ROWS:
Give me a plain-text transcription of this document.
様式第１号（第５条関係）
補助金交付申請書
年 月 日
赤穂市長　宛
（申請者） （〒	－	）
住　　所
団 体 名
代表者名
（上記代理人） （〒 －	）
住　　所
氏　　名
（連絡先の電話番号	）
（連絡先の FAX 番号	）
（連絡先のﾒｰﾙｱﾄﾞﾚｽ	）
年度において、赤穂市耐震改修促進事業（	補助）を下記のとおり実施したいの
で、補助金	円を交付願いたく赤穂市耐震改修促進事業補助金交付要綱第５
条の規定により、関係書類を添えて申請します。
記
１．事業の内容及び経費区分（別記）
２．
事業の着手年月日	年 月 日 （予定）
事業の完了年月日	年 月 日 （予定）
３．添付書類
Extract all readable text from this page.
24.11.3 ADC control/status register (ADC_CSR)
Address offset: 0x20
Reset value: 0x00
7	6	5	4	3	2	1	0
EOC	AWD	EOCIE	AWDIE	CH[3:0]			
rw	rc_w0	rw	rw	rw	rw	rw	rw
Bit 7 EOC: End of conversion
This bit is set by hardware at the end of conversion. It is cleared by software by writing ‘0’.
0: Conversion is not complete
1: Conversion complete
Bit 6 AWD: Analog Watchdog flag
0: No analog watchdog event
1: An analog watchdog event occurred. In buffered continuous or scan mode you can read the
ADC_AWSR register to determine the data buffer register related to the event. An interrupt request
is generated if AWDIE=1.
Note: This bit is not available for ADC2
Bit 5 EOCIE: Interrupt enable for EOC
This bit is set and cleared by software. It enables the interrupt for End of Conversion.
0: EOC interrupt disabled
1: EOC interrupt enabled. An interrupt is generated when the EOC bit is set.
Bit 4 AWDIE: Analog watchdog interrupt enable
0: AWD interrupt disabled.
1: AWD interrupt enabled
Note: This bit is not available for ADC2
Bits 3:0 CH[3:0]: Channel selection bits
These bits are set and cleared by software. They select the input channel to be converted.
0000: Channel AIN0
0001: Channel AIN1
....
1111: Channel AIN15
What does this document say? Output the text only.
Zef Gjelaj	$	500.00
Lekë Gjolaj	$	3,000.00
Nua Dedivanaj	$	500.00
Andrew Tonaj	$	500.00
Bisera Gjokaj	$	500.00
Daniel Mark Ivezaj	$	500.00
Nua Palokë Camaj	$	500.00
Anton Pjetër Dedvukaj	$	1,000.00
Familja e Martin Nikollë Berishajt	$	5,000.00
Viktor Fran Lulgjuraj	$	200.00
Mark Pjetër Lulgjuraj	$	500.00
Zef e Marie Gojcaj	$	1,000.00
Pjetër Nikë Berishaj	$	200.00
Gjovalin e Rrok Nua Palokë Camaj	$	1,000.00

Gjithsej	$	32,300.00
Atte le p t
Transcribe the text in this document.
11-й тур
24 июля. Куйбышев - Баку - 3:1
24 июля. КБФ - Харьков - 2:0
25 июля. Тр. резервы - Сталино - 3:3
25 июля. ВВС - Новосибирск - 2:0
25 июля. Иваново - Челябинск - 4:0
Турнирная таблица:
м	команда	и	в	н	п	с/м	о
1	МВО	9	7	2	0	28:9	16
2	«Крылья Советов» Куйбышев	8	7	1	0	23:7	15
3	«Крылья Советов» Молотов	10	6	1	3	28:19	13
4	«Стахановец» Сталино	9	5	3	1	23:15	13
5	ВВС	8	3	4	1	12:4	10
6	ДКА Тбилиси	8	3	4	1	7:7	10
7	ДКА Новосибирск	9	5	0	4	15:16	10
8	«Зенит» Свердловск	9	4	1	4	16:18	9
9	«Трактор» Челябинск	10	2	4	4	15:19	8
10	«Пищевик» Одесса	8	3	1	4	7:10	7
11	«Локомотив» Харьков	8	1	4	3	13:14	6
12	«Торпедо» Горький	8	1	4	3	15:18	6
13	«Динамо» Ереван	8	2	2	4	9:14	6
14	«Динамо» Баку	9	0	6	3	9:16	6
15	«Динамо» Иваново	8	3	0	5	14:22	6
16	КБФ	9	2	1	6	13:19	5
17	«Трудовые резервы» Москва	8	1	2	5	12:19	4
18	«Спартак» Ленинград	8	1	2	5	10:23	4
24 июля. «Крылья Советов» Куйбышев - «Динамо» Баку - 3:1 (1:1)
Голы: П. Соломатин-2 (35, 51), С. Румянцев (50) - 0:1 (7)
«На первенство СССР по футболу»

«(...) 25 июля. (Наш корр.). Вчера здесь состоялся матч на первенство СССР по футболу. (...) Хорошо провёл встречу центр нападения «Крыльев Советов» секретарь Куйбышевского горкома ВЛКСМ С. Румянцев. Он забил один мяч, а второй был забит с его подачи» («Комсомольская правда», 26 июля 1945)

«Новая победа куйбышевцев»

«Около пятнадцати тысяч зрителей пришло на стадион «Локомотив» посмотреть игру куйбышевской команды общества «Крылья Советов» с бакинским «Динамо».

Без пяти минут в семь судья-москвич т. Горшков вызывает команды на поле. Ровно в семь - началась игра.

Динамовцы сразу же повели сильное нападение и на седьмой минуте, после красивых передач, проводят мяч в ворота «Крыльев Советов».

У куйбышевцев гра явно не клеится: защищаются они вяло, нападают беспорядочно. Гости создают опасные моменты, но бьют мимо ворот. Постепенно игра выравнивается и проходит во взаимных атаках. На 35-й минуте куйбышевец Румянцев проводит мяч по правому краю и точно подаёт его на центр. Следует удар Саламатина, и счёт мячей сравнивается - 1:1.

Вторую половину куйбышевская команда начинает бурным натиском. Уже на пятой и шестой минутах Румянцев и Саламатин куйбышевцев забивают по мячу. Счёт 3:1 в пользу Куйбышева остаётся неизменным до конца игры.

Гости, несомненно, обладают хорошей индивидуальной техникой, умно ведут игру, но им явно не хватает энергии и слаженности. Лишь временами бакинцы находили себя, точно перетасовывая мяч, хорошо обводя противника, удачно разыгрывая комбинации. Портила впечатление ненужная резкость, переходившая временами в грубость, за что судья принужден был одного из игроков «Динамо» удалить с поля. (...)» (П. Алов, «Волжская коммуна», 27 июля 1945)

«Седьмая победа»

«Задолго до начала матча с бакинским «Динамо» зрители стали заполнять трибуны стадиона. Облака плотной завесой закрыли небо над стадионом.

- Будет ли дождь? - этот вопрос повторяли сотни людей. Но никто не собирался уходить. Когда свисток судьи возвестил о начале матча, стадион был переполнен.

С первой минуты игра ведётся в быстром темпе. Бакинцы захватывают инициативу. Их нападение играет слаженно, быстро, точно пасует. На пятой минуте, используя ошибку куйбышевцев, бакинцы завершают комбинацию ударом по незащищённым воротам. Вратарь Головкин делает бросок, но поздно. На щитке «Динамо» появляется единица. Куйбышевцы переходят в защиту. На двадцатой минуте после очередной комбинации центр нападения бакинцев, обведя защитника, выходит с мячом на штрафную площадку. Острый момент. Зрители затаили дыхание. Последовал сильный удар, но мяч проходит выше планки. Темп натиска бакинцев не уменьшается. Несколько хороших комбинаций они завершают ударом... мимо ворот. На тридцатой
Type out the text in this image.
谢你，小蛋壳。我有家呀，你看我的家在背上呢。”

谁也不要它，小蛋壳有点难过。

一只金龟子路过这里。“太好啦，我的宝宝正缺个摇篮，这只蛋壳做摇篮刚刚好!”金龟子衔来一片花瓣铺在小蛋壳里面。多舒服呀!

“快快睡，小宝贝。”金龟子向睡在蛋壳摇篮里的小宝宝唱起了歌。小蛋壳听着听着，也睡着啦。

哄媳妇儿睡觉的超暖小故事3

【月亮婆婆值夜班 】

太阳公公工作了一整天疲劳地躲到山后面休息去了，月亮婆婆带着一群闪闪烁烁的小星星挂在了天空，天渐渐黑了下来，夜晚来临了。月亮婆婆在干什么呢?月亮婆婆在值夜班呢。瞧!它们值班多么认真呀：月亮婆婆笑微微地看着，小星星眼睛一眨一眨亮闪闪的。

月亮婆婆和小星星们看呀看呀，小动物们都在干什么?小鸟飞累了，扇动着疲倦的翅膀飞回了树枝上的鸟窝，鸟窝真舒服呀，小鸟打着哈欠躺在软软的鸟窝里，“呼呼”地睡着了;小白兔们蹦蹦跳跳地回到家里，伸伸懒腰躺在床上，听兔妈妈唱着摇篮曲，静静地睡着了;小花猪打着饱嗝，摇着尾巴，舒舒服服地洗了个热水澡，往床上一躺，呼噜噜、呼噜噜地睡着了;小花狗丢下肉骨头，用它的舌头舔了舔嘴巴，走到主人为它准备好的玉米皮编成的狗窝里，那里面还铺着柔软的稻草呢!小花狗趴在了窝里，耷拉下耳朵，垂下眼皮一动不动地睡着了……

WHAT YOU SHOULD DO: Go through the listing above and report how many of its lines contain the word "команды", with only the number as output.

WRITTEN ANSWER: 2